Information supplied:
§
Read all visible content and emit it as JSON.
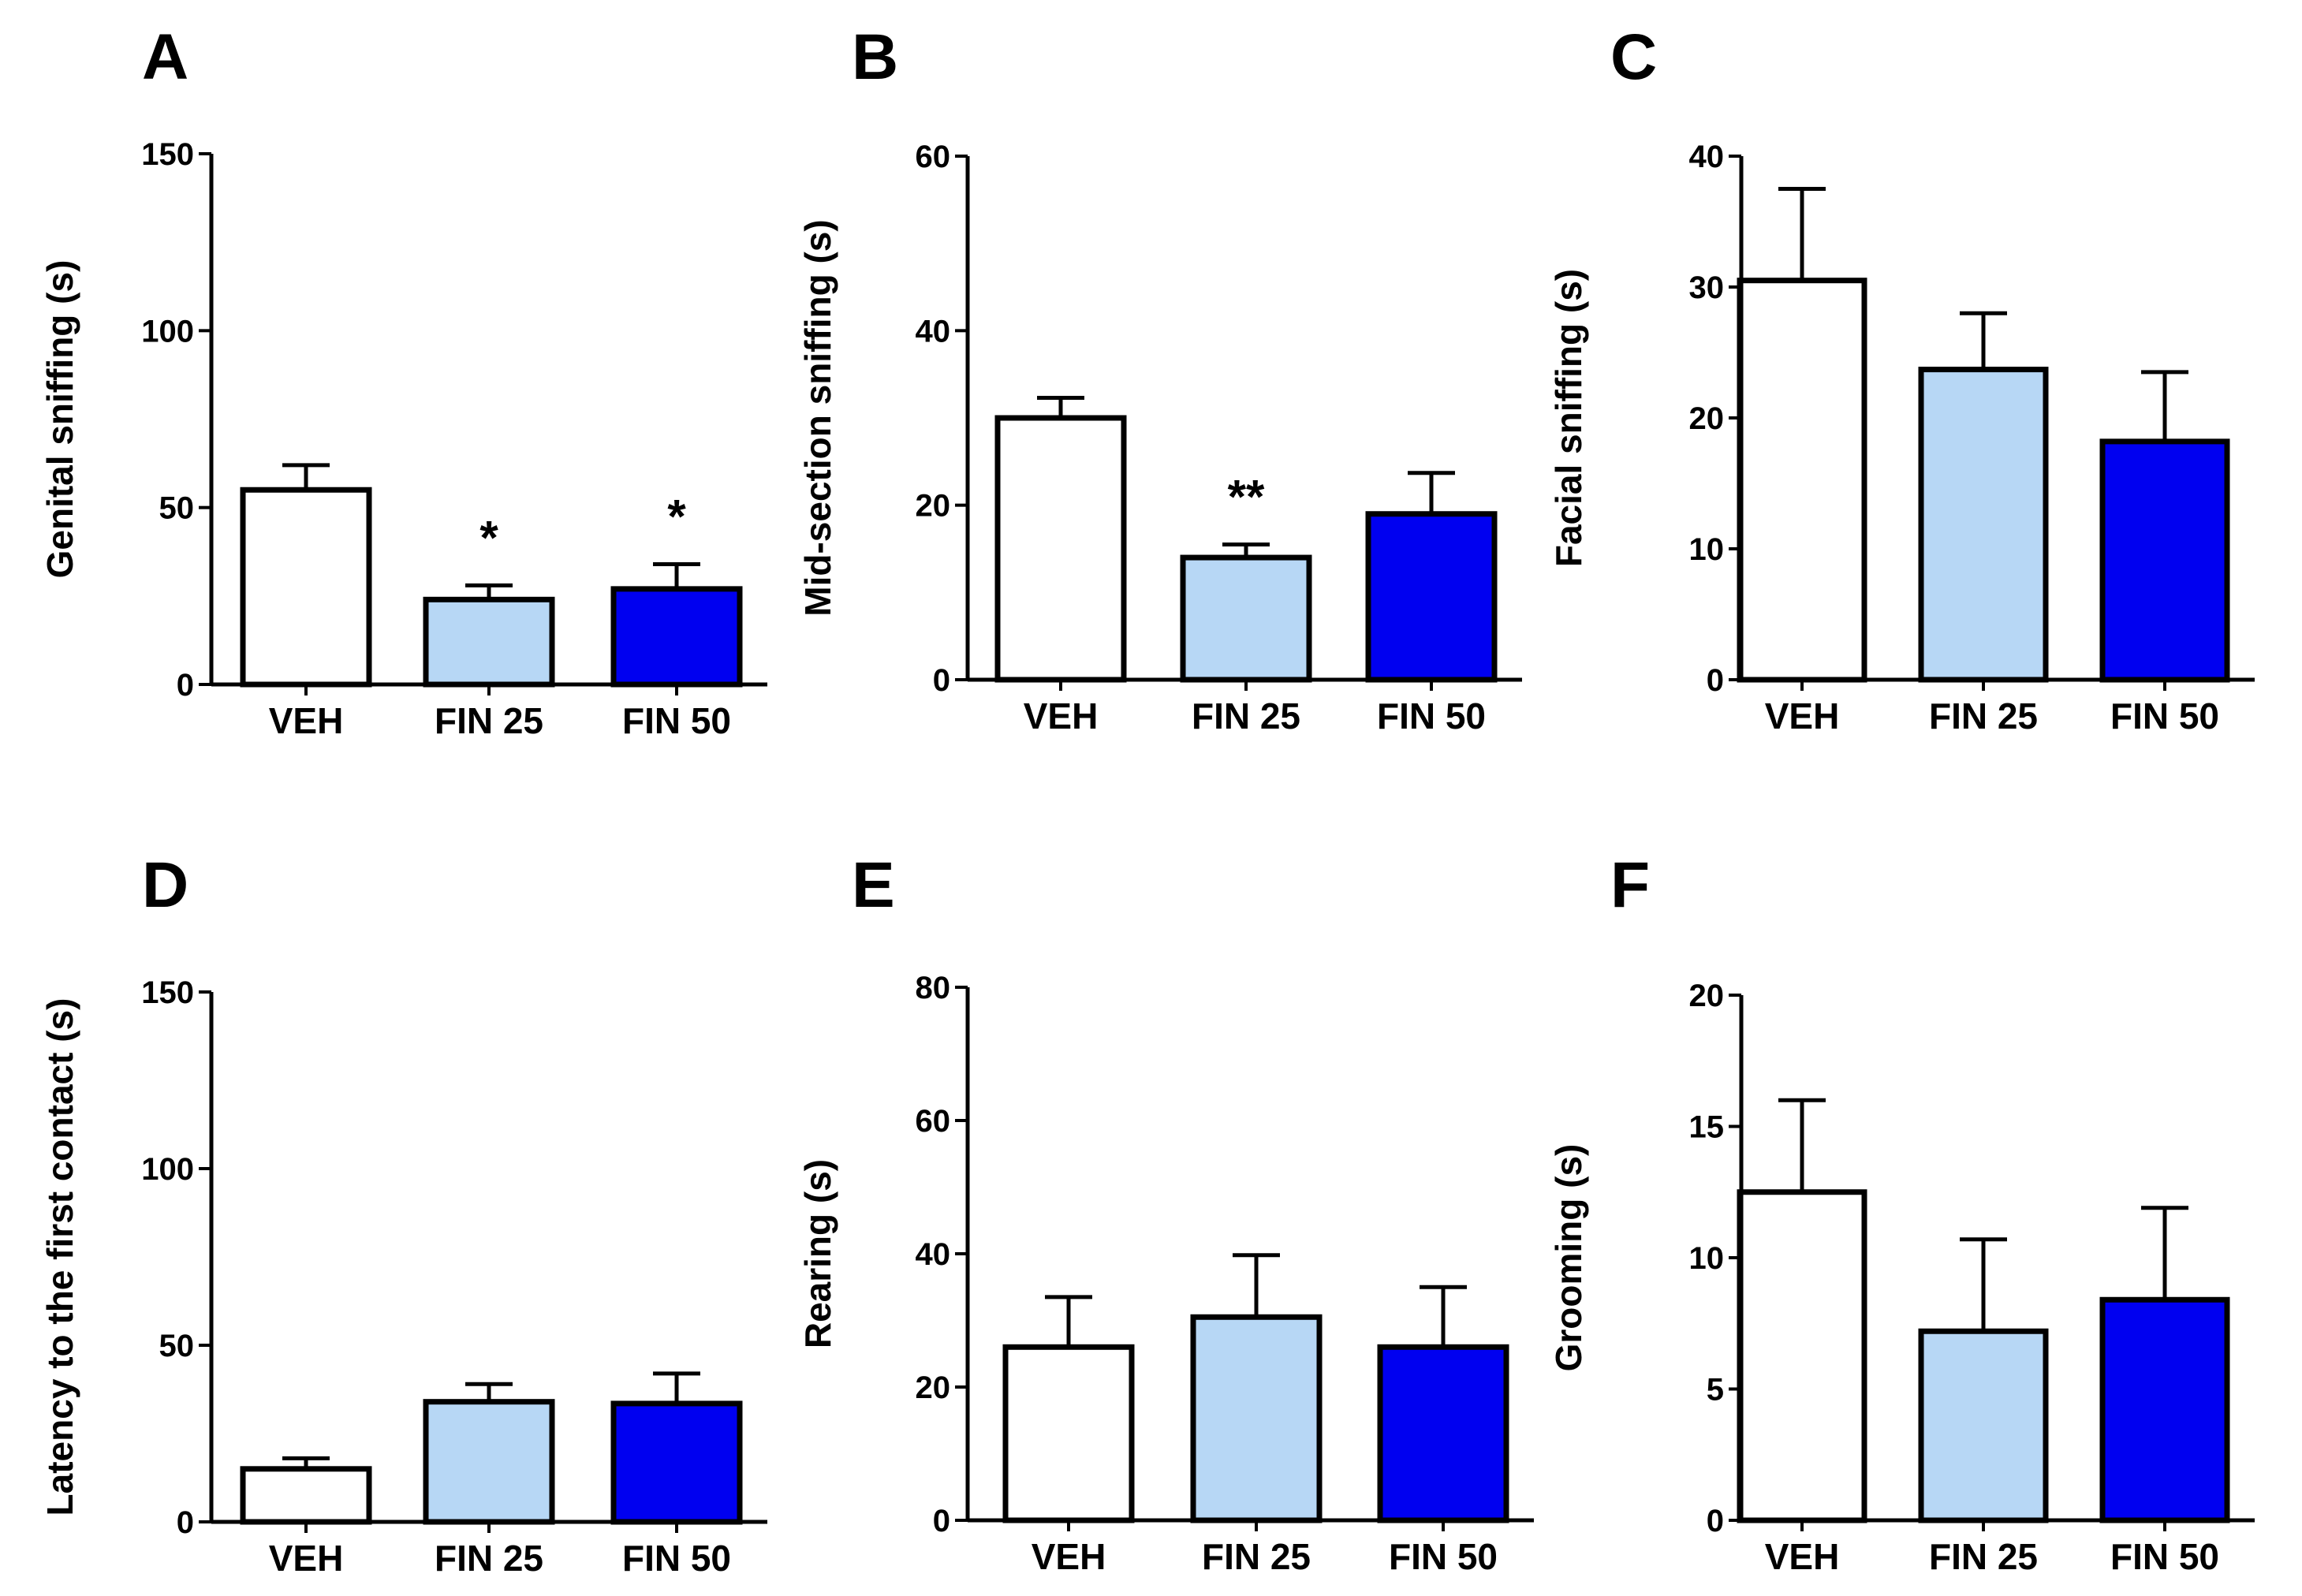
{
  "figure": {
    "categories": [
      "VEH",
      "FIN 25",
      "FIN 50"
    ],
    "bar_colors": [
      "#ffffff",
      "#b7d7f5",
      "#0000f0"
    ]
  },
  "chart_data": [
    {
      "panel": "A",
      "type": "bar",
      "ylabel": "Genital sniffing (s)",
      "ylim": [
        0,
        150
      ],
      "yticks": [
        0,
        50,
        100,
        150
      ],
      "categories": [
        "VEH",
        "FIN 25",
        "FIN 50"
      ],
      "values": [
        55,
        24,
        27
      ],
      "errors": [
        7,
        4,
        7
      ],
      "annotations": [
        "",
        "*",
        "*"
      ]
    },
    {
      "panel": "B",
      "type": "bar",
      "ylabel": "Mid-section sniffing (s)",
      "ylim": [
        0,
        60
      ],
      "yticks": [
        0,
        20,
        40,
        60
      ],
      "categories": [
        "VEH",
        "FIN 25",
        "FIN 50"
      ],
      "values": [
        30,
        14,
        19
      ],
      "errors": [
        2.3,
        1.5,
        4.7
      ],
      "annotations": [
        "",
        "**",
        ""
      ]
    },
    {
      "panel": "C",
      "type": "bar",
      "ylabel": "Facial sniffing (s)",
      "ylim": [
        0,
        40
      ],
      "yticks": [
        0,
        10,
        20,
        30,
        40
      ],
      "categories": [
        "VEH",
        "FIN 25",
        "FIN 50"
      ],
      "values": [
        30.5,
        23.7,
        18.2
      ],
      "errors": [
        7,
        4.3,
        5.3
      ],
      "annotations": [
        "",
        "",
        ""
      ]
    },
    {
      "panel": "D",
      "type": "bar",
      "ylabel": "Latency to the first contact (s)",
      "ylim": [
        0,
        150
      ],
      "yticks": [
        0,
        50,
        100,
        150
      ],
      "categories": [
        "VEH",
        "FIN 25",
        "FIN 50"
      ],
      "values": [
        15,
        34,
        33.5
      ],
      "errors": [
        3,
        5,
        8.5
      ],
      "annotations": [
        "",
        "",
        ""
      ]
    },
    {
      "panel": "E",
      "type": "bar",
      "ylabel": "Rearing (s)",
      "ylim": [
        0,
        80
      ],
      "yticks": [
        0,
        20,
        40,
        60,
        80
      ],
      "categories": [
        "VEH",
        "FIN 25",
        "FIN 50"
      ],
      "values": [
        26,
        30.5,
        26
      ],
      "errors": [
        7.5,
        9.3,
        9
      ],
      "annotations": [
        "",
        "",
        ""
      ]
    },
    {
      "panel": "F",
      "type": "bar",
      "ylabel": "Grooming (s)",
      "ylim": [
        0,
        20
      ],
      "yticks": [
        0,
        5,
        10,
        15,
        20
      ],
      "categories": [
        "VEH",
        "FIN 25",
        "FIN 50"
      ],
      "values": [
        12.5,
        7.2,
        8.4
      ],
      "errors": [
        3.5,
        3.5,
        3.5
      ],
      "annotations": [
        "",
        "",
        ""
      ]
    }
  ]
}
§
Set problem: Working from the material above, state how many lines contain "sniffing"; give only the number.

Exercise output: 3